Rewrite the data from the line with "navbar: LIONANDRE COMPANY" to the line with "product-name: Teclado HP [38, 289, 456, 332]", replacing "eye-icon" with "view-icon" and keeping everything else the same.

"""

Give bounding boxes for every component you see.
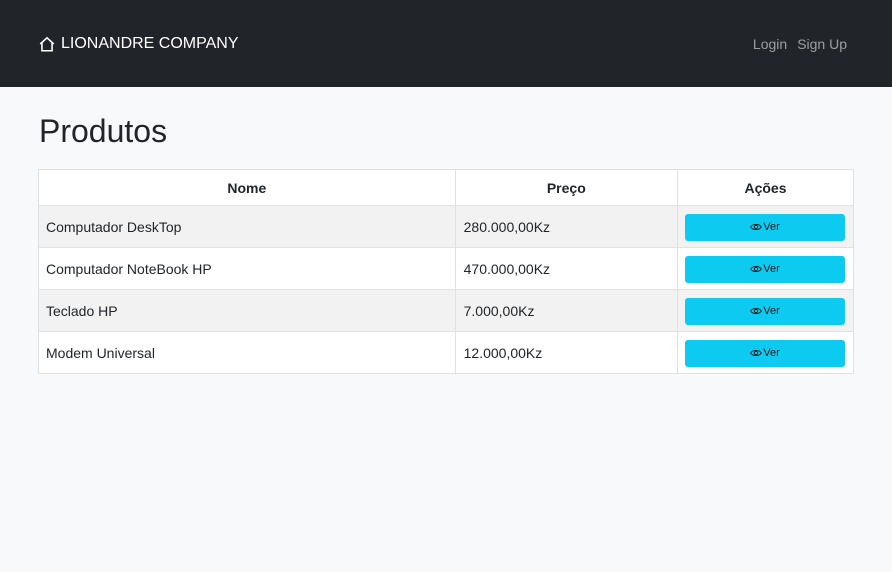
navbar: LIONANDRE COMPANY Login Sign Up [0, 0, 892, 87]
eye-icon [750, 224, 762, 230]
table-row: Modem Universal 12.000,00Kz Ver [38, 331, 854, 374]
view-button[interactable]: Ver [685, 213, 845, 241]
brand-link[interactable]: LIONANDRE COMPANY [38, 35, 239, 53]
brand-label: LIONANDRE COMPANY [61, 34, 239, 52]
column-header-name: Nome [38, 169, 456, 206]
view-button[interactable]: Ver [685, 255, 845, 283]
signup-link[interactable]: Sign Up [797, 36, 847, 52]
actions-cell: Ver [677, 247, 854, 290]
house-icon [39, 36, 55, 52]
view-button-label: Ver [763, 221, 780, 233]
eye-icon [750, 308, 762, 314]
table-row: Computador NoteBook HP 470.000,00Kz Ver [38, 247, 854, 290]
view-button[interactable]: Ver [685, 339, 845, 367]
actions-cell: Ver [677, 205, 854, 248]
view-button-label: Ver [763, 305, 780, 317]
product-name: Teclado HP [38, 289, 456, 332]
products-table: Nome Preço Ações Computador DeskTop 280.… [38, 169, 854, 374]
page-title: Produtos [39, 113, 168, 149]
view-button-label: Ver [763, 347, 780, 359]
product-name: Modem Universal [38, 331, 456, 374]
column-header-actions: Ações [677, 169, 854, 206]
actions-cell: Ver [677, 331, 854, 374]
product-name: Computador DeskTop [38, 205, 456, 248]
product-price: 7.000,00Kz [454, 289, 679, 332]
product-price: 12.000,00Kz [454, 331, 679, 374]
product-price: 470.000,00Kz [454, 247, 679, 290]
login-link[interactable]: Login [753, 36, 787, 52]
table-row: Teclado HP 7.000,00Kz Ver [38, 289, 854, 332]
eye-icon [750, 350, 762, 356]
column-header-price: Preço [454, 169, 679, 206]
view-button[interactable]: Ver [685, 297, 845, 325]
actions-cell: Ver [677, 289, 854, 332]
view-button-label: Ver [763, 263, 780, 275]
product-name: Computador NoteBook HP [38, 247, 456, 290]
nav-links: Login Sign Up [743, 36, 847, 52]
table-row: Computador DeskTop 280.000,00Kz Ver [38, 205, 854, 248]
product-price: 280.000,00Kz [454, 205, 679, 248]
main-container: Produtos Nome Preço Ações Computador Des… [0, 111, 892, 374]
eye-icon [750, 266, 762, 272]
table-header-row: Nome Preço Ações [38, 169, 854, 206]
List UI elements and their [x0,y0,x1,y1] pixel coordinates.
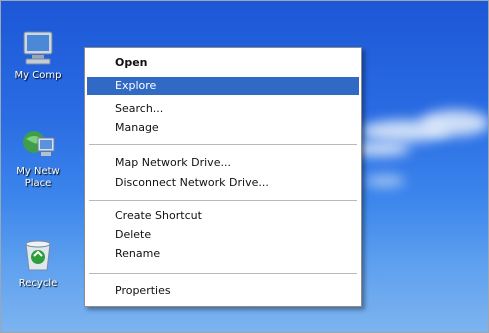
desktop-icon-recycle-bin[interactable]: Recycle [0,236,78,290]
menu-item-search[interactable]: Search... [87,100,359,118]
menu-item-delete[interactable]: Delete [87,226,359,244]
menu-separator [89,273,357,274]
desktop-icon-label-line2: Place [24,178,52,189]
desktop: My Comp My Netw Place Recycle Open Explo… [0,0,489,333]
desktop-icon-label: My Comp [14,70,62,81]
desktop-icon-label: My Netw [16,166,60,177]
menu-item-properties[interactable]: Properties [87,282,359,300]
menu-item-create-shortcut[interactable]: Create Shortcut [87,207,359,225]
menu-separator [89,200,357,201]
desktop-icon-my-computer[interactable]: My Comp [0,28,78,82]
menu-item-rename[interactable]: Rename [87,245,359,263]
menu-item-map-network-drive[interactable]: Map Network Drive... [87,154,359,172]
my-computer-icon [23,31,53,65]
desktop-icon-label: Recycle [18,278,58,289]
menu-item-open[interactable]: Open [87,54,359,72]
desktop-icon-network-places[interactable]: My Netw Place [0,126,78,190]
context-menu: Open Explore Search... Manage Map Networ… [84,47,362,307]
menu-item-manage[interactable]: Manage [87,119,359,137]
cloud [420,110,489,136]
network-places-icon [23,131,55,156]
menu-item-explore[interactable]: Explore [87,77,359,95]
menu-item-disconnect-network-drive[interactable]: Disconnect Network Drive... [87,174,359,192]
cloud [365,175,405,187]
recycle-bin-icon [25,240,51,271]
menu-separator [89,144,357,145]
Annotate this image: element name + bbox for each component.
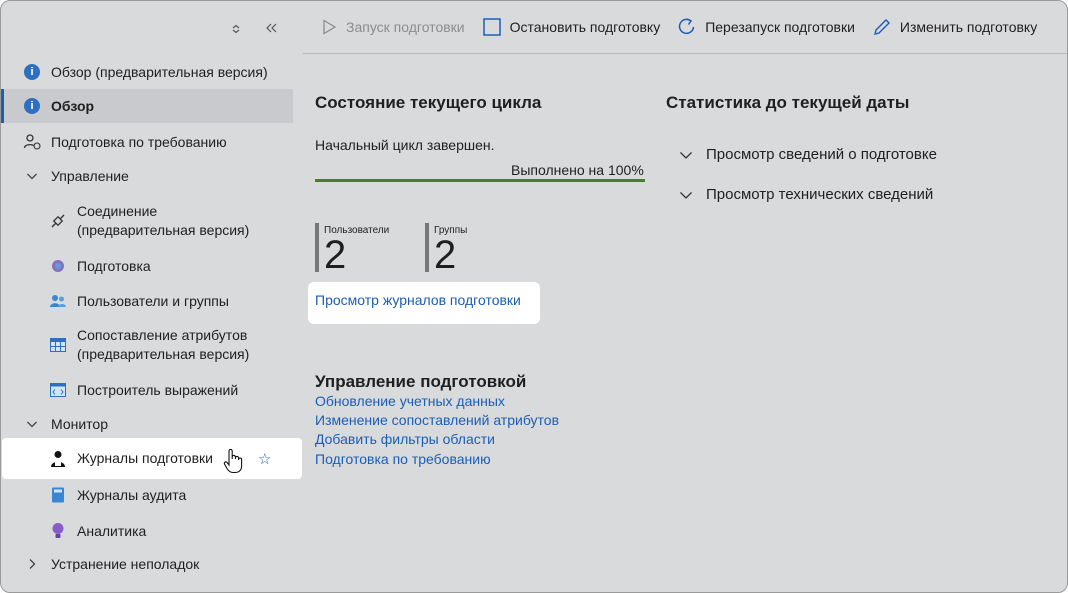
sidebar-item-overview[interactable]: i Обзор xyxy=(1,89,293,123)
edit-provisioning-label: Изменить подготовку xyxy=(899,19,1038,35)
sidebar-item-label: Соединение xyxy=(77,203,158,219)
stop-provisioning-label: Остановить подготовку xyxy=(509,19,661,35)
view-provisioning-logs-link[interactable]: Просмотр журналов подготовки xyxy=(315,292,521,308)
provisioning-icon xyxy=(49,257,67,275)
chevron-right-icon xyxy=(23,555,41,573)
restart-icon xyxy=(678,18,696,36)
stop-icon xyxy=(482,18,501,36)
edit-attribute-mappings-link[interactable]: Изменение сопоставлений атрибутов xyxy=(315,412,559,428)
statistics-to-date-title: Статистика до текущей даты xyxy=(666,93,910,112)
sidebar-item-provisioning-logs[interactable]: Журналы подготовки ☆ xyxy=(2,438,302,479)
start-provisioning-button[interactable]: Запуск подготовки xyxy=(321,19,465,35)
sidebar-item-audit-logs[interactable]: Журналы аудита xyxy=(1,484,293,506)
toolbar: Запуск подготовки Остановить подготовку … xyxy=(303,1,1067,54)
sidebar-group-monitor[interactable]: Монитор xyxy=(1,413,293,435)
sidebar-item-label: Обзор (предварительная версия) xyxy=(51,63,268,80)
lightbulb-icon xyxy=(49,522,67,540)
sidebar-item-label: Журналы подготовки xyxy=(77,450,213,466)
cycle-status-text: Начальный цикл завершен. xyxy=(315,137,495,153)
sidebar-item-overview-preview[interactable]: i Обзор (предварительная версия) xyxy=(1,61,293,83)
sidebar-item-attribute-mapping[interactable]: Сопоставление атрибутов (предварительная … xyxy=(1,325,293,365)
manage-provisioning-title: Управление подготовкой xyxy=(315,372,527,391)
sidebar-item-label: Управление xyxy=(51,167,129,184)
sidebar-item-users-groups[interactable]: Пользователи и группы xyxy=(1,290,293,312)
sidebar-item-label: Подготовка по требованию xyxy=(51,133,227,150)
table-icon xyxy=(49,336,67,354)
chevron-down-icon xyxy=(679,148,693,162)
view-provisioning-details-expander[interactable]: Просмотр сведений о подготовке xyxy=(679,146,937,163)
start-provisioning-label: Запуск подготовки xyxy=(346,19,465,35)
app-window: i Обзор (предварительная версия) i Обзор… xyxy=(0,0,1068,593)
chevron-down-icon xyxy=(23,415,41,433)
play-icon xyxy=(321,19,337,35)
sidebar-item-label: Монитор xyxy=(51,415,108,432)
progress-bar xyxy=(315,179,645,182)
sidebar-item-provisioning[interactable]: Подготовка xyxy=(1,255,293,277)
person-log-icon xyxy=(49,450,67,468)
restart-provisioning-button[interactable]: Перезапуск подготовки xyxy=(678,18,855,36)
groups-count: 2 xyxy=(434,233,457,277)
sidebar-item-label: Обзор xyxy=(51,97,95,114)
chevron-collapse-icon[interactable] xyxy=(231,21,241,37)
expander-label: Просмотр технических сведений xyxy=(706,186,934,203)
view-technical-details-expander[interactable]: Просмотр технических сведений xyxy=(679,186,933,203)
code-window-icon xyxy=(49,381,67,399)
add-scoping-filters-link[interactable]: Добавить фильтры области xyxy=(315,431,495,447)
progress-label: Выполнено на 100% xyxy=(511,162,644,178)
expander-label: Просмотр сведений о подготовке xyxy=(706,146,937,163)
stop-provisioning-button[interactable]: Остановить подготовку xyxy=(482,18,661,36)
sidebar-item-label-sub: (предварительная версия) xyxy=(77,222,250,238)
sidebar-item-connection[interactable]: Соединение (предварительная версия) xyxy=(1,201,293,241)
sidebar-group-manage[interactable]: Управление xyxy=(1,165,293,187)
sidebar-item-label: Аналитика xyxy=(77,522,147,539)
sidebar-item-label: Пользователи и группы xyxy=(77,292,229,309)
info-icon: i xyxy=(24,98,40,114)
book-icon xyxy=(49,486,67,504)
edit-provisioning-button[interactable]: Изменить подготовку xyxy=(873,18,1037,36)
update-credentials-link[interactable]: Обновление учетных данных xyxy=(315,393,505,409)
sidebar-item-label: Подготовка xyxy=(77,257,151,274)
sidebar-item-insights[interactable]: Аналитика xyxy=(1,520,293,542)
stat-bar xyxy=(315,223,319,272)
provision-on-demand-link[interactable]: Подготовка по требованию xyxy=(315,451,491,467)
sidebar-item-label: Построитель выражений xyxy=(77,381,239,398)
sidebar-item-label: Устранение неполадок xyxy=(51,555,200,572)
star-favorite-icon[interactable]: ☆ xyxy=(258,450,271,468)
sidebar-item-expression-builder[interactable]: Построитель выражений xyxy=(1,379,293,401)
pencil-icon xyxy=(873,18,891,36)
double-chevron-left-icon[interactable] xyxy=(265,21,277,37)
sidebar-group-troubleshooting[interactable]: Устранение неполадок xyxy=(1,553,293,575)
sidebar-item-label: Сопоставление атрибутов xyxy=(77,327,248,343)
plug-icon xyxy=(49,212,67,230)
sidebar-item-label: Журналы аудита xyxy=(77,486,187,503)
users-icon xyxy=(49,292,67,310)
current-cycle-title: Состояние текущего цикла xyxy=(315,93,542,112)
sidebar-item-label-sub: (предварительная версия) xyxy=(77,346,250,362)
stat-bar xyxy=(425,223,429,272)
sidebar: i Обзор (предварительная версия) i Обзор… xyxy=(1,1,303,592)
sidebar-top-icons xyxy=(231,21,277,37)
restart-provisioning-label: Перезапуск подготовки xyxy=(705,19,855,35)
sidebar-item-on-demand[interactable]: Подготовка по требованию xyxy=(1,131,293,153)
info-icon: i xyxy=(24,64,40,80)
user-sync-icon xyxy=(23,133,41,151)
chevron-down-icon xyxy=(679,188,693,202)
chevron-down-icon xyxy=(23,167,41,185)
users-count: 2 xyxy=(324,233,347,277)
hand-cursor-icon xyxy=(223,448,243,479)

"""

## WRITTEN RESPONSE
navbar: LIONANDRE COMPANY Login Sign Up [0, 0, 892, 87]
view-icon [750, 224, 762, 230]
table-row: Modem Universal 12.000,00Kz Ver [38, 331, 854, 374]
view-button[interactable]: Ver [685, 213, 845, 241]
brand-link[interactable]: LIONANDRE COMPANY [38, 35, 239, 53]
brand-label: LIONANDRE COMPANY [61, 34, 239, 52]
column-header-name: Nome [38, 169, 456, 206]
view-button[interactable]: Ver [685, 255, 845, 283]
signup-link[interactable]: Sign Up [797, 36, 847, 52]
actions-cell: Ver [677, 247, 854, 290]
house-icon [39, 36, 55, 52]
view-button-label: Ver [763, 221, 780, 233]
view-icon [750, 308, 762, 314]
table-row: Computador NoteBook HP 470.000,00Kz Ver [38, 247, 854, 290]
view-button[interactable]: Ver [685, 339, 845, 367]
actions-cell: Ver [677, 205, 854, 248]
view-button-label: Ver [763, 305, 780, 317]
product-name: Teclado HP [38, 289, 456, 332]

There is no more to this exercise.